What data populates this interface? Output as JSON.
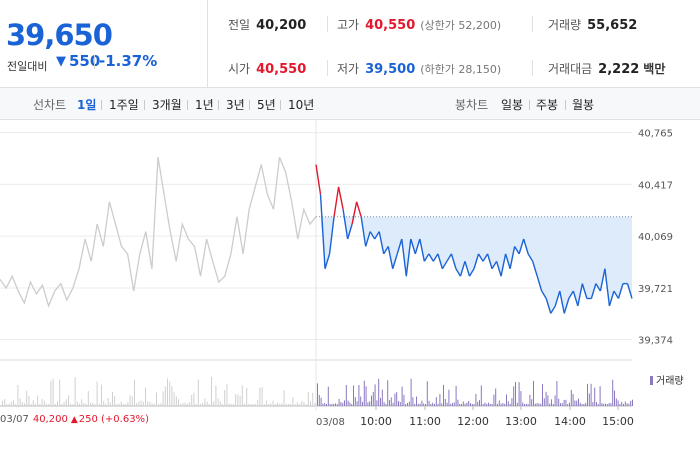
{
  "summary": {
    "current_price": "39,650",
    "change_label": "전일대비",
    "change_arrow": "▼",
    "change_abs": "550",
    "change_pct": "-1.37%",
    "prev_close": {
      "label": "전일",
      "value": "40,200"
    },
    "open": {
      "label": "시가",
      "value": "40,550"
    },
    "high": {
      "label": "고가",
      "value": "40,550",
      "extra": "(상한가 52,200)"
    },
    "low": {
      "label": "저가",
      "value": "39,500",
      "extra": "(하한가 28,150)"
    },
    "volume": {
      "label": "거래량",
      "value": "55,652"
    },
    "amount": {
      "label": "거래대금",
      "value": "2,222",
      "unit": "백만"
    }
  },
  "toolbar": {
    "line_label": "선차트",
    "periods": [
      "1일",
      "1주일",
      "3개월",
      "1년",
      "3년",
      "5년",
      "10년"
    ],
    "active_period": "1일",
    "candle_label": "봉차트",
    "candles": [
      "일봉",
      "주봉",
      "월봉"
    ]
  },
  "colors": {
    "blue": "#1a63d6",
    "red": "#e3182d",
    "gray_line": "#cccccc",
    "fill": "#deebfb",
    "volume": "#8b78c0"
  },
  "footer": {
    "prev_date": "03/07",
    "prev_price": "40,200",
    "prev_arrow": "▲",
    "prev_change": "250 (+0.63%)",
    "today_date": "03/08",
    "volume_legend": "거래량"
  },
  "chart_data": {
    "type": "line",
    "reference_price": 40200,
    "ylim": [
      39250,
      40850
    ],
    "yticks": [
      40765,
      40417,
      40069,
      39721,
      39374
    ],
    "ytick_labels": [
      "40,765",
      "40,417",
      "40,069",
      "39,721",
      "39,374"
    ],
    "xticks": [
      "10:00",
      "11:00",
      "12:00",
      "13:00",
      "14:00",
      "15:00"
    ],
    "series": [
      {
        "date": "03/07",
        "values": [
          39780,
          39720,
          39800,
          39700,
          39620,
          39760,
          39680,
          39740,
          39600,
          39700,
          39750,
          39640,
          39720,
          39850,
          40050,
          39900,
          40150,
          40000,
          40300,
          40150,
          40000,
          39950,
          39700,
          39950,
          40100,
          39850,
          40600,
          40350,
          40100,
          39900,
          40150,
          40050,
          40000,
          39800,
          40050,
          39900,
          39760,
          39800,
          39950,
          40200,
          39950,
          40250,
          40400,
          40550,
          40350,
          40250,
          40600,
          40500,
          40300,
          40050,
          40250,
          40150,
          40200
        ]
      },
      {
        "date": "03/08",
        "values": [
          40550,
          40350,
          39850,
          39950,
          40200,
          40400,
          40250,
          40050,
          40150,
          40300,
          40200,
          40000,
          40100,
          40050,
          40100,
          39950,
          40000,
          39850,
          39950,
          40050,
          39800,
          40050,
          39950,
          40050,
          39900,
          39950,
          39900,
          39950,
          39850,
          39900,
          39950,
          39850,
          39800,
          39900,
          39800,
          39850,
          39950,
          39900,
          39950,
          39850,
          39900,
          39800,
          39950,
          39850,
          40000,
          39950,
          40050,
          39950,
          39900,
          39800,
          39700,
          39650,
          39550,
          39600,
          39700,
          39550,
          39650,
          39700,
          39600,
          39750,
          39650,
          39650,
          39750,
          39700,
          39850,
          39600,
          39700,
          39650,
          39750,
          39750,
          39650
        ]
      }
    ]
  }
}
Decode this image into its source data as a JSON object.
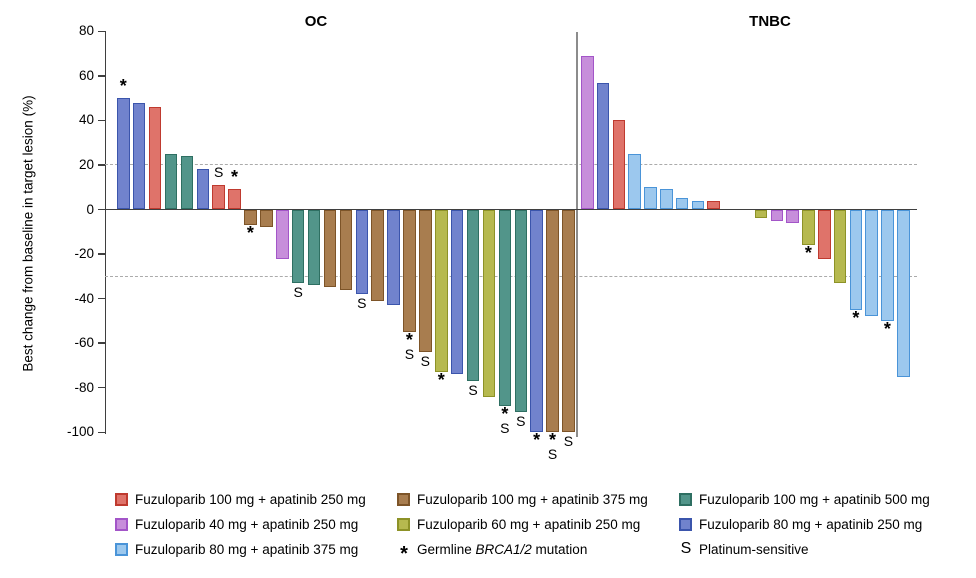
{
  "chart_data": {
    "type": "bar",
    "subtype": "waterfall",
    "title": "",
    "ylabel": "Best change from baseline in target lesion (%)",
    "ylim": [
      -100,
      80
    ],
    "yticks": [
      80,
      60,
      40,
      20,
      0,
      -20,
      -40,
      -60,
      -80,
      -100
    ],
    "reference_lines": [
      20,
      -30
    ],
    "grid": false,
    "legend_position": "bottom",
    "groups": {
      "f100a250": {
        "label": "Fuzuloparib 100 mg + apatinib 250 mg",
        "fill": "#DF736A",
        "border": "#BF3A2F"
      },
      "f100a375": {
        "label": "Fuzuloparib 100 mg + apatinib 375 mg",
        "fill": "#A87D4F",
        "border": "#7D5428"
      },
      "f100a500": {
        "label": "Fuzuloparib 100 mg + apatinib 500 mg",
        "fill": "#52958A",
        "border": "#2E6F62"
      },
      "f40a250": {
        "label": "Fuzuloparib 40 mg + apatinib 250 mg",
        "fill": "#C78EDB",
        "border": "#A355C8"
      },
      "f60a250": {
        "label": "Fuzuloparib 60 mg + apatinib 250 mg",
        "fill": "#B6B94F",
        "border": "#8D9227"
      },
      "f80a250": {
        "label": "Fuzuloparib 80 mg + apatinib 250 mg",
        "fill": "#7183CD",
        "border": "#3B55AC"
      },
      "f80a375": {
        "label": "Fuzuloparib 80 mg + apatinib 375 mg",
        "fill": "#9CC8EE",
        "border": "#4A94D8"
      }
    },
    "symbols": {
      "star_char": "*",
      "star_label": "Germline BRCA1/2 mutation",
      "s_char": "S",
      "s_label": "Platinum-sensitive"
    },
    "panels": [
      {
        "title": "OC",
        "bars": [
          {
            "v": 50,
            "g": "f80a250",
            "star": true
          },
          {
            "v": 48,
            "g": "f80a250"
          },
          {
            "v": 46,
            "g": "f100a250"
          },
          {
            "v": 25,
            "g": "f100a500"
          },
          {
            "v": 24,
            "g": "f100a500"
          },
          {
            "v": 18,
            "g": "f80a250"
          },
          {
            "v": 11,
            "g": "f100a250",
            "s": true
          },
          {
            "v": 9,
            "g": "f100a250",
            "star": true
          },
          {
            "v": -7,
            "g": "f100a375",
            "star": true
          },
          {
            "v": -8,
            "g": "f100a375"
          },
          {
            "v": -22,
            "g": "f40a250"
          },
          {
            "v": -33,
            "g": "f100a500",
            "s": true
          },
          {
            "v": -34,
            "g": "f100a500"
          },
          {
            "v": -35,
            "g": "f100a375"
          },
          {
            "v": -36,
            "g": "f100a375"
          },
          {
            "v": -38,
            "g": "f80a250",
            "s": true
          },
          {
            "v": -41,
            "g": "f100a375"
          },
          {
            "v": -43,
            "g": "f80a250"
          },
          {
            "v": -55,
            "g": "f100a375",
            "star": true,
            "s": true
          },
          {
            "v": -64,
            "g": "f100a375",
            "s": true
          },
          {
            "v": -73,
            "g": "f60a250",
            "star": true
          },
          {
            "v": -74,
            "g": "f80a250"
          },
          {
            "v": -77,
            "g": "f100a500",
            "s": true
          },
          {
            "v": -84,
            "g": "f60a250"
          },
          {
            "v": -88,
            "g": "f100a500",
            "star": true,
            "s": true
          },
          {
            "v": -91,
            "g": "f100a500",
            "s": true
          },
          {
            "v": -100,
            "g": "f80a250",
            "star": true
          },
          {
            "v": -100,
            "g": "f100a375",
            "star": true,
            "s": true
          },
          {
            "v": -100,
            "g": "f100a375",
            "s": true
          }
        ]
      },
      {
        "title": "TNBC",
        "bars": [
          {
            "v": 69,
            "g": "f40a250"
          },
          {
            "v": 57,
            "g": "f80a250"
          },
          {
            "v": 40,
            "g": "f100a250"
          },
          {
            "v": 25,
            "g": "f80a375"
          },
          {
            "v": 10,
            "g": "f80a375"
          },
          {
            "v": 9,
            "g": "f80a375"
          },
          {
            "v": 5,
            "g": "f80a375"
          },
          {
            "v": 4,
            "g": "f80a375"
          },
          {
            "v": 4,
            "g": "f100a250"
          },
          {
            "v": 0,
            "g": null
          },
          {
            "v": 0,
            "g": null
          },
          {
            "v": -4,
            "g": "f60a250"
          },
          {
            "v": -5,
            "g": "f40a250"
          },
          {
            "v": -6,
            "g": "f40a250"
          },
          {
            "v": -16,
            "g": "f60a250",
            "star": true
          },
          {
            "v": -22,
            "g": "f100a250"
          },
          {
            "v": -33,
            "g": "f60a250"
          },
          {
            "v": -45,
            "g": "f80a375",
            "star": true
          },
          {
            "v": -48,
            "g": "f80a375"
          },
          {
            "v": -50,
            "g": "f80a375",
            "star": true
          },
          {
            "v": -75,
            "g": "f80a375"
          }
        ]
      }
    ]
  },
  "legend": {
    "columns": [
      [
        {
          "swatch": "f100a250"
        },
        {
          "swatch": "f40a250"
        },
        {
          "swatch": "f80a375"
        }
      ],
      [
        {
          "swatch": "f100a375"
        },
        {
          "swatch": "f60a250"
        },
        {
          "symbol": "*",
          "label_parts": [
            "Germline ",
            "BRCA1/2",
            " mutation"
          ]
        }
      ],
      [
        {
          "swatch": "f100a500"
        },
        {
          "swatch": "f80a250"
        },
        {
          "symbol": "S",
          "label": "Platinum-sensitive"
        }
      ]
    ]
  }
}
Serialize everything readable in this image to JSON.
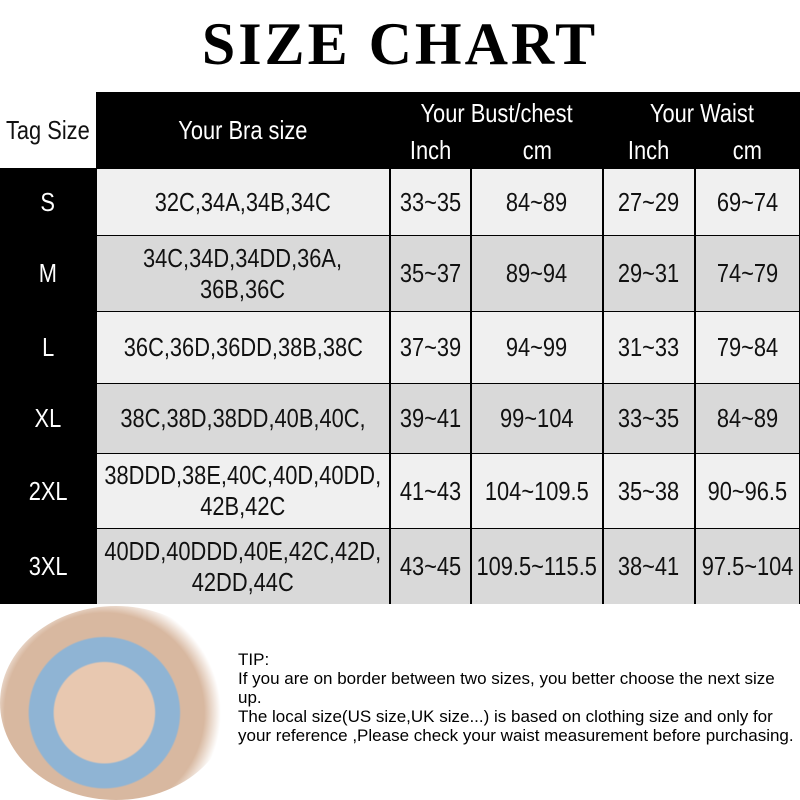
{
  "title": "SIZE CHART",
  "header": {
    "tag_size": "Tag Size",
    "bra_size": "Your Bra size",
    "bust": "Your Bust/chest",
    "waist": "Your Waist",
    "inch": "Inch",
    "cm": "cm"
  },
  "rows": [
    {
      "tag": "S",
      "bra": [
        "32C,34A,34B,34C"
      ],
      "bust_in": "33~35",
      "bust_cm": "84~89",
      "waist_in": "27~29",
      "waist_cm": "69~74"
    },
    {
      "tag": "M",
      "bra": [
        "34C,34D,34DD,36A,",
        "36B,36C"
      ],
      "bust_in": "35~37",
      "bust_cm": "89~94",
      "waist_in": "29~31",
      "waist_cm": "74~79"
    },
    {
      "tag": "L",
      "bra": [
        "36C,36D,36DD,38B,38C"
      ],
      "bust_in": "37~39",
      "bust_cm": "94~99",
      "waist_in": "31~33",
      "waist_cm": "79~84"
    },
    {
      "tag": "XL",
      "bra": [
        "38C,38D,38DD,40B,40C,"
      ],
      "bust_in": "39~41",
      "bust_cm": "99~104",
      "waist_in": "33~35",
      "waist_cm": "84~89"
    },
    {
      "tag": "2XL",
      "bra": [
        "38DDD,38E,40C,40D,40DD,",
        "42B,42C"
      ],
      "bust_in": "41~43",
      "bust_cm": "104~109.5",
      "waist_in": "35~38",
      "waist_cm": "90~96.5"
    },
    {
      "tag": "3XL",
      "bra": [
        "40DD,40DDD,40E,42C,42D,",
        "42DD,44C"
      ],
      "bust_in": "43~45",
      "bust_cm": "109.5~115.5",
      "waist_in": "38~41",
      "waist_cm": "97.5~104"
    }
  ],
  "tip": [
    "TIP:",
    "If you are on border between two sizes, you better choose the next size up.",
    "The local size(US size,UK size...) is based on clothing size and only for your reference ,Please check your waist measurement before purchasing."
  ],
  "colors": {
    "row_light": "#f0f0f0",
    "row_dark": "#d9d9d9",
    "header": "#000000"
  }
}
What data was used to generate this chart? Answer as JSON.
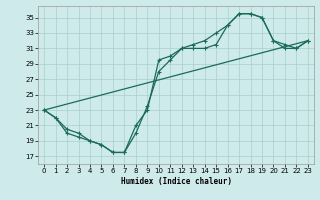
{
  "title": "",
  "xlabel": "Humidex (Indice chaleur)",
  "bg_color": "#ceeaea",
  "line_color": "#1a6b5a",
  "grid_color": "#a8d0d0",
  "xlim": [
    -0.5,
    23.5
  ],
  "ylim": [
    16,
    36.5
  ],
  "yticks": [
    17,
    19,
    21,
    23,
    25,
    27,
    29,
    31,
    33,
    35
  ],
  "xticks": [
    0,
    1,
    2,
    3,
    4,
    5,
    6,
    7,
    8,
    9,
    10,
    11,
    12,
    13,
    14,
    15,
    16,
    17,
    18,
    19,
    20,
    21,
    22,
    23
  ],
  "line1_x": [
    0,
    1,
    2,
    3,
    4,
    5,
    6,
    7,
    8,
    9,
    10,
    11,
    12,
    13,
    14,
    15,
    16,
    17,
    18,
    19,
    20,
    21,
    22,
    23
  ],
  "line1_y": [
    23,
    22,
    20,
    19.5,
    19,
    18.5,
    17.5,
    17.5,
    21,
    23,
    29.5,
    30,
    31,
    31,
    31,
    31.5,
    34,
    35.5,
    35.5,
    35,
    32,
    31,
    31,
    32
  ],
  "line2_x": [
    0,
    1,
    2,
    3,
    4,
    5,
    6,
    7,
    8,
    9,
    10,
    11,
    12,
    13,
    14,
    15,
    16,
    17,
    18,
    19,
    20,
    21,
    22,
    23
  ],
  "line2_y": [
    23,
    22,
    20.5,
    20,
    19,
    18.5,
    17.5,
    17.5,
    20,
    23.5,
    28,
    29.5,
    31,
    31.5,
    32,
    33,
    34,
    35.5,
    35.5,
    35,
    32,
    31.5,
    31,
    32
  ],
  "line3_x": [
    0,
    23
  ],
  "line3_y": [
    23,
    32
  ],
  "xlabel_fontsize": 5.5,
  "tick_fontsize": 5
}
──────────────────────────────
■ TASK REQUIREMENTS ■
From the records given above, copy all lines containing "sensitive".

■ ANSWER TO THE TASK ■
      "s_label": "Platinum-sensitive"
          "label": "Platinum-sensitive"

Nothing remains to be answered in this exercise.